» Written task: Would you return all of this data exactly, leaving nothing out?

» Exercise input:
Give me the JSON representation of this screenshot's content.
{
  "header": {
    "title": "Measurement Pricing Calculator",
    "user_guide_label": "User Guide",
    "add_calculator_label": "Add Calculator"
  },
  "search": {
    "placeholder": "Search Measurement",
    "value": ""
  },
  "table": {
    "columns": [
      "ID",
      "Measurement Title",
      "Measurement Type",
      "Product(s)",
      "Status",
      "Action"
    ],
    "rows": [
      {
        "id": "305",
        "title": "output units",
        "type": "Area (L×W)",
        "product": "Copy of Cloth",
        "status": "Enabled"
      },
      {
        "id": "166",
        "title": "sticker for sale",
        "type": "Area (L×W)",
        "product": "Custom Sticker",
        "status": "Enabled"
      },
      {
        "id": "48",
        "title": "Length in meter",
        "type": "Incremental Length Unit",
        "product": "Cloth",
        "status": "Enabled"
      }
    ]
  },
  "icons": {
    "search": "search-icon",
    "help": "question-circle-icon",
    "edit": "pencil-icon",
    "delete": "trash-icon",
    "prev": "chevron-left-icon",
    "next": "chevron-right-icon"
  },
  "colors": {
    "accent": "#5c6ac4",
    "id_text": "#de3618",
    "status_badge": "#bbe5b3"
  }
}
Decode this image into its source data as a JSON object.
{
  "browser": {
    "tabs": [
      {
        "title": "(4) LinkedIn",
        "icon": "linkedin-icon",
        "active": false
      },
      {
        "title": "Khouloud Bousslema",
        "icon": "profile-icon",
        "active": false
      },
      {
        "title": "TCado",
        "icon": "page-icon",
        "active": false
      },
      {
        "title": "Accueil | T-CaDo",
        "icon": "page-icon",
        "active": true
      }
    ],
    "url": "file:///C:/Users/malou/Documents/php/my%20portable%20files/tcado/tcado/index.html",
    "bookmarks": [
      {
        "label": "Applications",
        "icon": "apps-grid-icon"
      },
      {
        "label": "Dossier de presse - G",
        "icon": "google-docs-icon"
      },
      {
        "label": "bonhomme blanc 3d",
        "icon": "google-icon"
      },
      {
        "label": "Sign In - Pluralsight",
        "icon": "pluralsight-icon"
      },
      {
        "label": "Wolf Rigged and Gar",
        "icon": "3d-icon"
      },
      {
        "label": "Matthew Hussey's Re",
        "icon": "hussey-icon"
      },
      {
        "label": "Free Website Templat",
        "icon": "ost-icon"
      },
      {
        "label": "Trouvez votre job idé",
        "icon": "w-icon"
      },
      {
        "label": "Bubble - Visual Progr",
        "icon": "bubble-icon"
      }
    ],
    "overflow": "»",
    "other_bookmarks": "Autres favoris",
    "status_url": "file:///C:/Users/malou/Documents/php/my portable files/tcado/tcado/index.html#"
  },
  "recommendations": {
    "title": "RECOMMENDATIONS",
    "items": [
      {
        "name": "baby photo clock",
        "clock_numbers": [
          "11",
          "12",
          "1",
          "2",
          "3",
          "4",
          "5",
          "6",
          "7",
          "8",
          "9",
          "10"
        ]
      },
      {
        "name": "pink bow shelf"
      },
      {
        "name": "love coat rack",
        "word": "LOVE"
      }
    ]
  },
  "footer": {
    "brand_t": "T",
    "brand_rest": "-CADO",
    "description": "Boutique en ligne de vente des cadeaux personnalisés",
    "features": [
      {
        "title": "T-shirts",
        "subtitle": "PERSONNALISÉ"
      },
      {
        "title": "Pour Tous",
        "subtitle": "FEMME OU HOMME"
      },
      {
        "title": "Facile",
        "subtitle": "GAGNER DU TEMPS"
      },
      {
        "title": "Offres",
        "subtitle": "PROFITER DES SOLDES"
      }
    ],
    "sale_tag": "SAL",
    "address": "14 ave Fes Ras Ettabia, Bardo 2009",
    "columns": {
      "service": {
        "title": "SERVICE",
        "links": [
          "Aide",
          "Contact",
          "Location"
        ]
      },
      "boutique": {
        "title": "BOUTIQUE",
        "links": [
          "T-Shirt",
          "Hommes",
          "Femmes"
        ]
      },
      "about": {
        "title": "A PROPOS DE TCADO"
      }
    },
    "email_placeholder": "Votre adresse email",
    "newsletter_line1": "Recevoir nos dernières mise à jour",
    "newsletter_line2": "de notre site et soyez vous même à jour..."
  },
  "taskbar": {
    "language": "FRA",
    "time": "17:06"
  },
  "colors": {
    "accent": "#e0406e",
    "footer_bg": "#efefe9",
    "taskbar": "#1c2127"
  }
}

» Reply to the exercise:
Give me the JSON representation of this screenshot's content.
{
  "header": {
    "title": "Measurement Pricing Calculator",
    "user_guide_label": "User Guide",
    "add_calculator_label": "Add Calculator"
  },
  "search": {
    "placeholder": "Search Measurement",
    "value": ""
  },
  "table": {
    "columns": [
      "ID",
      "Measurement Title",
      "Measurement Type",
      "Product(s)",
      "Status",
      "Action"
    ],
    "rows": [
      {
        "id": "305",
        "title": "output units",
        "type": "Area (L×W)",
        "product": "Copy of Cloth",
        "status": "Enabled"
      },
      {
        "id": "166",
        "title": "sticker for sale",
        "type": "Area (L×W)",
        "product": "Custom Sticker",
        "status": "Enabled"
      },
      {
        "id": "48",
        "title": "Length in meter",
        "type": "Incremental Length Unit",
        "product": "Cloth",
        "status": "Enabled"
      }
    ]
  },
  "icons": {
    "search": "search-icon",
    "help": "question-circle-icon",
    "edit": "pencil-icon",
    "delete": "trash-icon",
    "prev": "chevron-left-icon",
    "next": "chevron-right-icon"
  },
  "colors": {
    "accent": "#5c6ac4",
    "id_text": "#de3618",
    "status_badge": "#bbe5b3"
  }
}
Decode this image into its source data as a JSON object.
{
  "browser": {
    "tabs": [
      {
        "title": "(4) LinkedIn",
        "icon": "linkedin-icon",
        "active": false
      },
      {
        "title": "Khouloud Bousslema",
        "icon": "profile-icon",
        "active": false
      },
      {
        "title": "TCado",
        "icon": "page-icon",
        "active": false
      },
      {
        "title": "Accueil | T-CaDo",
        "icon": "page-icon",
        "active": true
      }
    ],
    "url": "file:///C:/Users/malou/Documents/php/my%20portable%20files/tcado/tcado/index.html",
    "bookmarks": [
      {
        "label": "Applications",
        "icon": "apps-grid-icon"
      },
      {
        "label": "Dossier de presse - G",
        "icon": "google-docs-icon"
      },
      {
        "label": "bonhomme blanc 3d",
        "icon": "google-icon"
      },
      {
        "label": "Sign In - Pluralsight",
        "icon": "pluralsight-icon"
      },
      {
        "label": "Wolf Rigged and Gar",
        "icon": "3d-icon"
      },
      {
        "label": "Matthew Hussey's Re",
        "icon": "hussey-icon"
      },
      {
        "label": "Free Website Templat",
        "icon": "ost-icon"
      },
      {
        "label": "Trouvez votre job idé",
        "icon": "w-icon"
      },
      {
        "label": "Bubble - Visual Progr",
        "icon": "bubble-icon"
      }
    ],
    "overflow": "»",
    "other_bookmarks": "Autres favoris",
    "status_url": "file:///C:/Users/malou/Documents/php/my portable files/tcado/tcado/index.html#"
  },
  "recommendations": {
    "title": "RECOMMENDATIONS",
    "items": [
      {
        "name": "baby photo clock",
        "clock_numbers": [
          "11",
          "12",
          "1",
          "2",
          "3",
          "4",
          "5",
          "6",
          "7",
          "8",
          "9",
          "10"
        ]
      },
      {
        "name": "pink bow shelf"
      },
      {
        "name": "love coat rack",
        "word": "LOVE"
      }
    ]
  },
  "footer": {
    "brand_t": "T",
    "brand_rest": "-CADO",
    "description": "Boutique en ligne de vente des cadeaux personnalisés",
    "features": [
      {
        "title": "T-shirts",
        "subtitle": "PERSONNALISÉ"
      },
      {
        "title": "Pour Tous",
        "subtitle": "FEMME OU HOMME"
      },
      {
        "title": "Facile",
        "subtitle": "GAGNER DU TEMPS"
      },
      {
        "title": "Offres",
        "subtitle": "PROFITER DES SOLDES"
      }
    ],
    "sale_tag": "SAL",
    "address": "14 ave Fes Ras Ettabia, Bardo 2009",
    "columns": {
      "service": {
        "title": "SERVICE",
        "links": [
          "Aide",
          "Contact",
          "Location"
        ]
      },
      "boutique": {
        "title": "BOUTIQUE",
        "links": [
          "T-Shirt",
          "Hommes",
          "Femmes"
        ]
      },
      "about": {
        "title": "A PROPOS DE TCADO"
      }
    },
    "email_placeholder": "Votre adresse email",
    "newsletter_line1": "Recevoir nos dernières mise à jour",
    "newsletter_line2": "de notre site et soyez vous même à jour..."
  },
  "taskbar": {
    "language": "FRA",
    "time": "17:06"
  },
  "colors": {
    "accent": "#e0406e",
    "footer_bg": "#efefe9",
    "taskbar": "#1c2127"
  }
}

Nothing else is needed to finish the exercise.